Write out the records beneath this line exactly as they appear, minus any images.

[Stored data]
☆ ☆ ☆ ☆ ☆ ☆ ☆

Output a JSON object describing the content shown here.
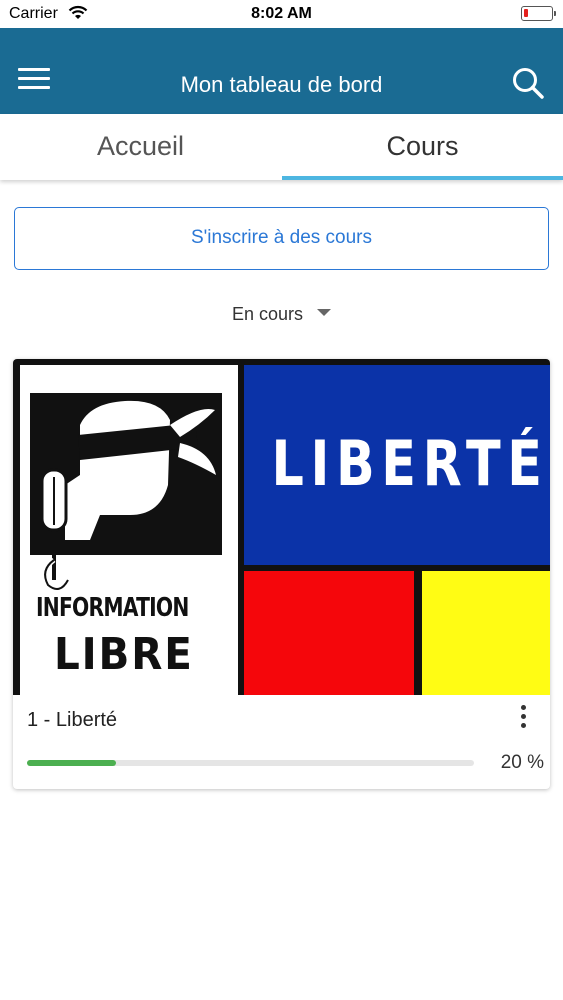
{
  "status_bar": {
    "carrier": "Carrier",
    "time": "8:02 AM",
    "battery_color": "#e5211e"
  },
  "header": {
    "title": "Mon tableau de bord",
    "menu_icon": "hamburger-menu-icon",
    "search_icon": "search-icon",
    "background_color": "#1a6b93"
  },
  "tabs": [
    {
      "label": "Accueil",
      "selected": false
    },
    {
      "label": "Cours",
      "selected": true
    }
  ],
  "enroll_button": {
    "label": "S'inscrire à des cours",
    "color": "#2b78d6"
  },
  "filter": {
    "selected": "En cours"
  },
  "courses": [
    {
      "title": "1 - Liberté",
      "image_text": {
        "banner": "LIBERTÉ",
        "poster_line1": "INFORMATION",
        "poster_line2": "LIBRE"
      },
      "progress": 20,
      "progress_label": "20 %",
      "progress_color": "#4caf50"
    }
  ]
}
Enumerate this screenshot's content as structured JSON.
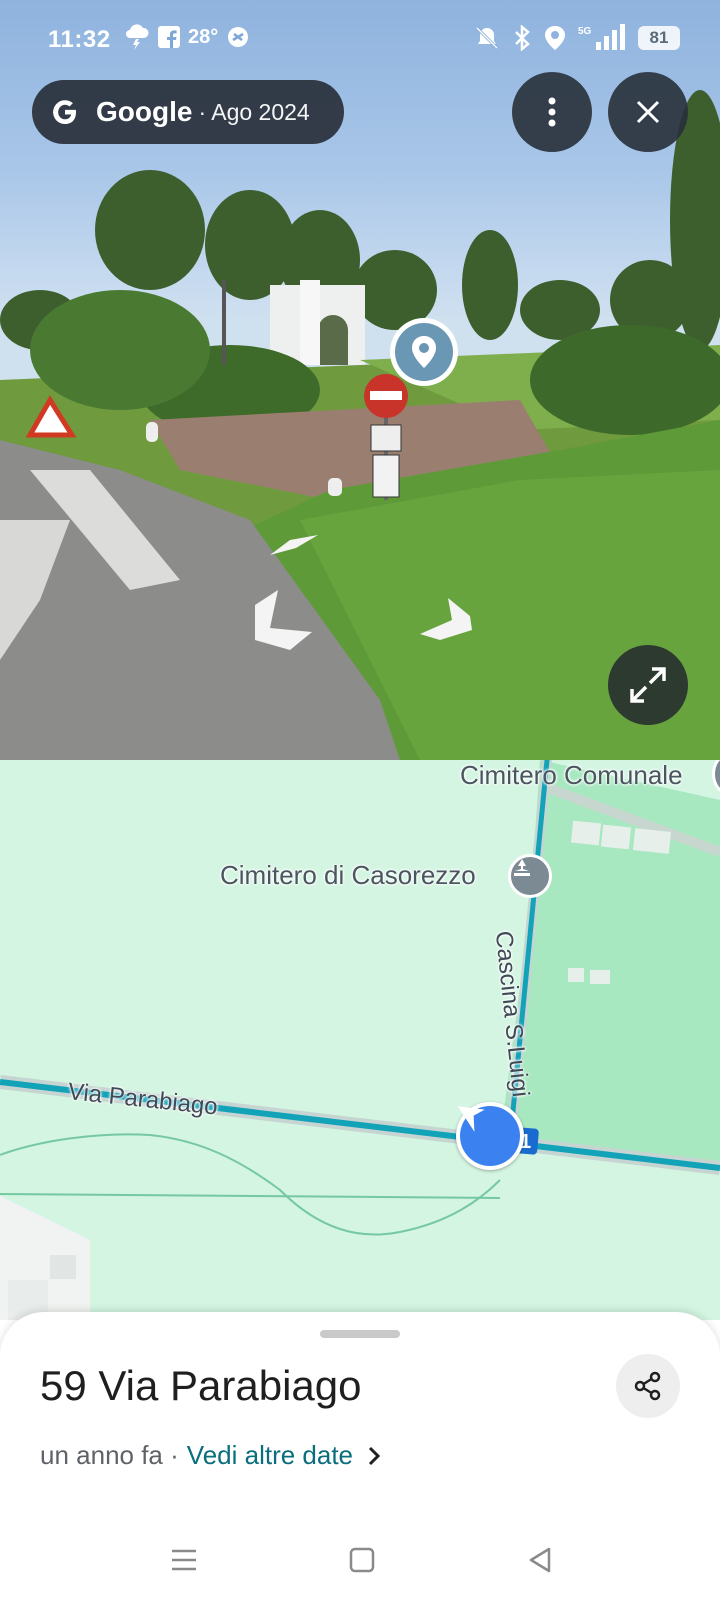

☆ ☆ ☆ ☆ ☆ ☆ ☆

Task result:
Output a JSON object describing the content shown here.
{
  "status_bar": {
    "carrier": "Carrier",
    "time": "8:02 AM",
    "battery_color": "#e5211e"
  },
  "header": {
    "title": "Mon tableau de bord",
    "menu_icon": "hamburger-menu-icon",
    "search_icon": "search-icon",
    "background_color": "#1a6b93"
  },
  "tabs": [
    {
      "label": "Accueil",
      "selected": false
    },
    {
      "label": "Cours",
      "selected": true
    }
  ],
  "enroll_button": {
    "label": "S'inscrire à des cours",
    "color": "#2b78d6"
  },
  "filter": {
    "selected": "En cours"
  },
  "courses": [
    {
      "title": "1 - Liberté",
      "image_text": {
        "banner": "LIBERTÉ",
        "poster_line1": "INFORMATION",
        "poster_line2": "LIBRE"
      },
      "progress": 20,
      "progress_label": "20 %",
      "progress_color": "#4caf50"
    }
  ]
}
Enumerate this screenshot's content as structured JSON.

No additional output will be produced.